• **EXERCISE INSTRUCTIONS**
Write the data out again exactly, with no pictures.

(Stored data)
-----
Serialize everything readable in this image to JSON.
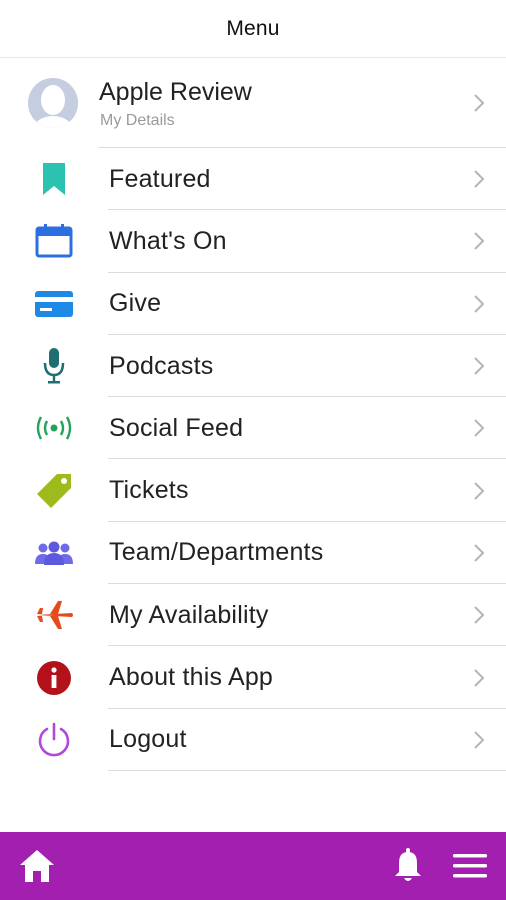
{
  "header": {
    "title": "Menu"
  },
  "profile": {
    "name": "Apple Review",
    "subtitle": "My Details"
  },
  "menu": {
    "items": [
      {
        "label": "Featured",
        "icon": "bookmark-icon",
        "color": "#2cc2b0"
      },
      {
        "label": "What's On",
        "icon": "calendar-icon",
        "color": "#2d6fe0"
      },
      {
        "label": "Give",
        "icon": "credit-card-icon",
        "color": "#1e88e5"
      },
      {
        "label": "Podcasts",
        "icon": "microphone-icon",
        "color": "#1f6e73"
      },
      {
        "label": "Social Feed",
        "icon": "broadcast-icon",
        "color": "#23a35a"
      },
      {
        "label": "Tickets",
        "icon": "tag-icon",
        "color": "#9dbb1a"
      },
      {
        "label": "Team/Departments",
        "icon": "group-icon",
        "color": "#6d6be8"
      },
      {
        "label": "My Availability",
        "icon": "airplane-icon",
        "color": "#e44b1d"
      },
      {
        "label": "About this App",
        "icon": "info-icon",
        "color": "#b3121b"
      },
      {
        "label": "Logout",
        "icon": "power-icon",
        "color": "#b049d8"
      }
    ]
  },
  "bottom_bar": {
    "color": "#a21fb0",
    "icons": [
      "home-icon",
      "bell-icon",
      "hamburger-menu-icon"
    ]
  }
}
-----
• **FULL ANSWER**
Serialize everything readable in this image to JSON.
{
  "header": {
    "title": "Menu"
  },
  "profile": {
    "name": "Apple Review",
    "subtitle": "My Details"
  },
  "menu": {
    "items": [
      {
        "label": "Featured",
        "icon": "bookmark-icon",
        "color": "#2cc2b0"
      },
      {
        "label": "What's On",
        "icon": "calendar-icon",
        "color": "#2d6fe0"
      },
      {
        "label": "Give",
        "icon": "credit-card-icon",
        "color": "#1e88e5"
      },
      {
        "label": "Podcasts",
        "icon": "microphone-icon",
        "color": "#1f6e73"
      },
      {
        "label": "Social Feed",
        "icon": "broadcast-icon",
        "color": "#23a35a"
      },
      {
        "label": "Tickets",
        "icon": "tag-icon",
        "color": "#9dbb1a"
      },
      {
        "label": "Team/Departments",
        "icon": "group-icon",
        "color": "#6d6be8"
      },
      {
        "label": "My Availability",
        "icon": "airplane-icon",
        "color": "#e44b1d"
      },
      {
        "label": "About this App",
        "icon": "info-icon",
        "color": "#b3121b"
      },
      {
        "label": "Logout",
        "icon": "power-icon",
        "color": "#b049d8"
      }
    ]
  },
  "bottom_bar": {
    "color": "#a21fb0",
    "icons": [
      "home-icon",
      "bell-icon",
      "hamburger-menu-icon"
    ]
  }
}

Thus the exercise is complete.